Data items

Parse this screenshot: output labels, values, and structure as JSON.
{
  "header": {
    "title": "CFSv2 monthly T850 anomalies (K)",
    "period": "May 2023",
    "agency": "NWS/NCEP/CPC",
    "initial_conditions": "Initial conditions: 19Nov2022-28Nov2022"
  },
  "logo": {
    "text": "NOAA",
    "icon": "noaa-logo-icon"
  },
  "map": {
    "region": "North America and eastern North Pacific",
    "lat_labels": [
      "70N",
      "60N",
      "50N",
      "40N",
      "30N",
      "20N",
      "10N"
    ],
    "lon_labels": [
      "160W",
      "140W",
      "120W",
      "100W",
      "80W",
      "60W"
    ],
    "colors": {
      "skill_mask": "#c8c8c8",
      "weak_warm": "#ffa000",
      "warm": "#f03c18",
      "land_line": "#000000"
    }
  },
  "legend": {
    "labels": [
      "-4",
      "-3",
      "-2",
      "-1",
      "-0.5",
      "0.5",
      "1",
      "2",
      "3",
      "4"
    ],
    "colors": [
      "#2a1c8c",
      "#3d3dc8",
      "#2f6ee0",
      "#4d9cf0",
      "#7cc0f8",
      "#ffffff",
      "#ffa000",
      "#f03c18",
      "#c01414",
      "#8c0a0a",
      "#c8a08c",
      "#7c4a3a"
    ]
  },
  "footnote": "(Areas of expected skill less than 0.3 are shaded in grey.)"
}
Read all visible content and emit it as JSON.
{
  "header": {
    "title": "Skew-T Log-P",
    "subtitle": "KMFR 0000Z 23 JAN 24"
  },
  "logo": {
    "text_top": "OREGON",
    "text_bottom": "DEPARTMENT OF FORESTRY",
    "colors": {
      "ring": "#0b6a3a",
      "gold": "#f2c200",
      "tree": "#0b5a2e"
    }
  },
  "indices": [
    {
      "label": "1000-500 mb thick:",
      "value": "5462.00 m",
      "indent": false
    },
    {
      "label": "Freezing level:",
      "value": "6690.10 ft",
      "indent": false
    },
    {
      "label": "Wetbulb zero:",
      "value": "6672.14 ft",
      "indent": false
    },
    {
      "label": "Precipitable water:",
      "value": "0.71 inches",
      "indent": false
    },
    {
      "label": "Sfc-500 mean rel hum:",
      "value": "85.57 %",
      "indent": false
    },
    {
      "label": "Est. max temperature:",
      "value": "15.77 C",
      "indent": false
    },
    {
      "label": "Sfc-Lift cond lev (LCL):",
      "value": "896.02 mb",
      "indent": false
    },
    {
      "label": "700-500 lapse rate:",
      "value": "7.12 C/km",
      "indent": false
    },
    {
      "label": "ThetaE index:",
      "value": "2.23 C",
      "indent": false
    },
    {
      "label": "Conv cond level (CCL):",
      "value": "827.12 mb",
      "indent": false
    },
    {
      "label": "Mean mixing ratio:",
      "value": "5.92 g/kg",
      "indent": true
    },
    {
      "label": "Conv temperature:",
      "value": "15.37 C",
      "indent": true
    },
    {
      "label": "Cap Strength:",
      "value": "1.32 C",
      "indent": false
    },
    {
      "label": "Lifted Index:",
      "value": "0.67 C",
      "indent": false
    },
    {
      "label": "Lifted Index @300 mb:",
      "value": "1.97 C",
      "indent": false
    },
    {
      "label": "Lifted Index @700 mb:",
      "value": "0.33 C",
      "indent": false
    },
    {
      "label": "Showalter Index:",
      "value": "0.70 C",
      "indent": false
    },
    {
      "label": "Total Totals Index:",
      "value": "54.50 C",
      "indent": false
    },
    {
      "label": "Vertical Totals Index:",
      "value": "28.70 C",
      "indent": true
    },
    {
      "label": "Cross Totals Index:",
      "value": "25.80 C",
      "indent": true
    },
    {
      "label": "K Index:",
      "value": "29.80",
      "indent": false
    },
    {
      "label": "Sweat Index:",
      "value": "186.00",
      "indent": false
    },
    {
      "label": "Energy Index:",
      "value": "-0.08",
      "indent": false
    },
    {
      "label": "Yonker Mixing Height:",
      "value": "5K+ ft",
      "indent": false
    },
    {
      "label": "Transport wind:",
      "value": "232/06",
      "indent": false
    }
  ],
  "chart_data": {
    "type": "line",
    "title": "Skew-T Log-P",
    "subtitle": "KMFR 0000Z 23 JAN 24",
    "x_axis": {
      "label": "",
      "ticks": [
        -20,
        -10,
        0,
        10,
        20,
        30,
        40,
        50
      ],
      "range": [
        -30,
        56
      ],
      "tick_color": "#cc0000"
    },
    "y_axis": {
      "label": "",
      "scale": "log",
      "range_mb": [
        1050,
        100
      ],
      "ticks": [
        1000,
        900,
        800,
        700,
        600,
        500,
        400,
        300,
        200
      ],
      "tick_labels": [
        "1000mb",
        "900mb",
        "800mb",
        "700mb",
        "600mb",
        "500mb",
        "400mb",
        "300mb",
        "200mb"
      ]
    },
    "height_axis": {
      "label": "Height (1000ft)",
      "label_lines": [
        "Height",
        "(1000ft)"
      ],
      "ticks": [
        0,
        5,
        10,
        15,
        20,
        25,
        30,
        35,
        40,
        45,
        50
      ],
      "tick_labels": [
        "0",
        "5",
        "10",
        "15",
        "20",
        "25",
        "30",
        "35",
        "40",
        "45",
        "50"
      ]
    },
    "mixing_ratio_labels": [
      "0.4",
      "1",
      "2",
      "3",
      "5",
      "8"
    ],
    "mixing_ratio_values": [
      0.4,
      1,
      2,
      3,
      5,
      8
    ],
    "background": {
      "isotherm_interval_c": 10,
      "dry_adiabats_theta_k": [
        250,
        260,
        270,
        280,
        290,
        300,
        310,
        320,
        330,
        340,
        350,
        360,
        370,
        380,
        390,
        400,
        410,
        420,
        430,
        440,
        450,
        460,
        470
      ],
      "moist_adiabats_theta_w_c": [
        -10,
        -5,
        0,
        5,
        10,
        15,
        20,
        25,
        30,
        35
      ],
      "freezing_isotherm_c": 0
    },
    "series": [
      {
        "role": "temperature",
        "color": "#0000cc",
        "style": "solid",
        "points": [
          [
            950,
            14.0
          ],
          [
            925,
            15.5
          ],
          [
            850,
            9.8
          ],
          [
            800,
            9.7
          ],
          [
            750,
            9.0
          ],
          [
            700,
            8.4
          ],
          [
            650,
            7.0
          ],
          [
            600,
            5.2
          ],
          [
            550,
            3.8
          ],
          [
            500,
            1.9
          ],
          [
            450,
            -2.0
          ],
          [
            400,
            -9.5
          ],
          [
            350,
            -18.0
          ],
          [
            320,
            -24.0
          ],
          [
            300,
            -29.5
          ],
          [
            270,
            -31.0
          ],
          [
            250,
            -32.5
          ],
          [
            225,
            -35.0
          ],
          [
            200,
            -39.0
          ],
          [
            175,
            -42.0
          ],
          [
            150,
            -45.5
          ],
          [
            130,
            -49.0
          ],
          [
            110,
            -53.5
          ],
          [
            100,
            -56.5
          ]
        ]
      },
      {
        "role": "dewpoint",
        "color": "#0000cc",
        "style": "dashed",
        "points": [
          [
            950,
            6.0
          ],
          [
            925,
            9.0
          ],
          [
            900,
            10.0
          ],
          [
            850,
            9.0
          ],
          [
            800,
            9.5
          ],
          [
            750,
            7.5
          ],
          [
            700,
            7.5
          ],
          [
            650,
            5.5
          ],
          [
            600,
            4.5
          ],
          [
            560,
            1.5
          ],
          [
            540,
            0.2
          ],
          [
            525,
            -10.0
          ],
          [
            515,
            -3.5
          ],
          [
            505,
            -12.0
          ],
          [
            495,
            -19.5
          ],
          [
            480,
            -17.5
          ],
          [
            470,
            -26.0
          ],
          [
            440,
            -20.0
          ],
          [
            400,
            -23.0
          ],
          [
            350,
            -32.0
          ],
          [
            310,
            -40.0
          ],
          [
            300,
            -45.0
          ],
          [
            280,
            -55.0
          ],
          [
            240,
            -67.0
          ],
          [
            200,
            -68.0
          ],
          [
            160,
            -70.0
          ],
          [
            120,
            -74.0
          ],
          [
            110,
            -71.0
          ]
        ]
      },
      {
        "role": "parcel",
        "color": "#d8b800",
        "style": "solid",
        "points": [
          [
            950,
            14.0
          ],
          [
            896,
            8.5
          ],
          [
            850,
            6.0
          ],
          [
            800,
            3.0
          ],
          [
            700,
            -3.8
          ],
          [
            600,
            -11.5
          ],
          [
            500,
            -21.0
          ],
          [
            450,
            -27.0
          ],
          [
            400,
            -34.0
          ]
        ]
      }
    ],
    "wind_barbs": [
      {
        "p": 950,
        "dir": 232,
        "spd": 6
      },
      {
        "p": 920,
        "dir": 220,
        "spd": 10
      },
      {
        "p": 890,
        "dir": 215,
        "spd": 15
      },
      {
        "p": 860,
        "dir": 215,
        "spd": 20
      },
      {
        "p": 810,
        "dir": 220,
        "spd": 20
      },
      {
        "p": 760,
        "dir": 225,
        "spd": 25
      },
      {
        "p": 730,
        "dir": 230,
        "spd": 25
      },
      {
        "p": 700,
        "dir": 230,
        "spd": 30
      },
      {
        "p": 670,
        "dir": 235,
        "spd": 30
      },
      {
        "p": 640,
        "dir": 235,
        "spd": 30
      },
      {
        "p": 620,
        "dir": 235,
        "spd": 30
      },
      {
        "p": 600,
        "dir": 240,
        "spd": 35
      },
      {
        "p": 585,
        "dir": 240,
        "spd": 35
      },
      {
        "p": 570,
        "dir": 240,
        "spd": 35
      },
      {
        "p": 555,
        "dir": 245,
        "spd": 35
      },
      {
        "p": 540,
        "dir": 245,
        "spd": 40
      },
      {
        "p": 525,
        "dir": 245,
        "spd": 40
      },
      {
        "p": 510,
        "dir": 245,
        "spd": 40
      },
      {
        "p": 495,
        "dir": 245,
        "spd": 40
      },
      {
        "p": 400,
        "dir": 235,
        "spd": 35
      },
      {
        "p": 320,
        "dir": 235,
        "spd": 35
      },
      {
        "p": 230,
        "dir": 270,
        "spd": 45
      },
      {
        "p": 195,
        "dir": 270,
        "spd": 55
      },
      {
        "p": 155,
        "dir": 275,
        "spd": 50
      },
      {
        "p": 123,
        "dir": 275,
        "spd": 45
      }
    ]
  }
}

* * *

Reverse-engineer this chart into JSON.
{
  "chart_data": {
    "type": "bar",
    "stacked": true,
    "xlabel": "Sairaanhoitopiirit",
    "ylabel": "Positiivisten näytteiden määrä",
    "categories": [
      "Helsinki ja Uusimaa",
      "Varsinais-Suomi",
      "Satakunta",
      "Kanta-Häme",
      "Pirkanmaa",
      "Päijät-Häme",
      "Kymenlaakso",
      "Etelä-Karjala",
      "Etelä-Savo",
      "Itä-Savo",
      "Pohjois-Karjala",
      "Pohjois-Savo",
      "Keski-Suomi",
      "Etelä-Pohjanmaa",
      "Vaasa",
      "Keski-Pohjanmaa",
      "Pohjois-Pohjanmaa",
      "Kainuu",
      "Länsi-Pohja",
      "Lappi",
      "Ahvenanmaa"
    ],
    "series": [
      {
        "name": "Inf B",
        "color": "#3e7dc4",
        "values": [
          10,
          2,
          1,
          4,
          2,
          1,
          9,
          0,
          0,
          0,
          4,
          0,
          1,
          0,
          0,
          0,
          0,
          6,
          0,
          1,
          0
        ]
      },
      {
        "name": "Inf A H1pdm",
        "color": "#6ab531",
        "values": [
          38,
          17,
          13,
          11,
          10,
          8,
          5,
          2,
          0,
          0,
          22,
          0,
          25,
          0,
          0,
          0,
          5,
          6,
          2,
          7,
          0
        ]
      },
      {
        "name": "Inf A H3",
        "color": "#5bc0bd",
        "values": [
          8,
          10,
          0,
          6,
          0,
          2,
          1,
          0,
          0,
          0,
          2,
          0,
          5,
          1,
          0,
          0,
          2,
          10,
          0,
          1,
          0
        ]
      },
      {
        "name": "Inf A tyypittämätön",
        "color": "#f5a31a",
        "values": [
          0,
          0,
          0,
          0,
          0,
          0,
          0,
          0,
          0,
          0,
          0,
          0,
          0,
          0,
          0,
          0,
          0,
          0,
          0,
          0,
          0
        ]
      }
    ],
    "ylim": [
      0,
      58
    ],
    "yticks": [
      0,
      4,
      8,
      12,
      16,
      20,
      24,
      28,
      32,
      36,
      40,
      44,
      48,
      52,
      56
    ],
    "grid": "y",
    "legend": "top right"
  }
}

* Objective
Find the count of lines in the data above where the string "this" occurs. Provide that number alone.

* Task output
2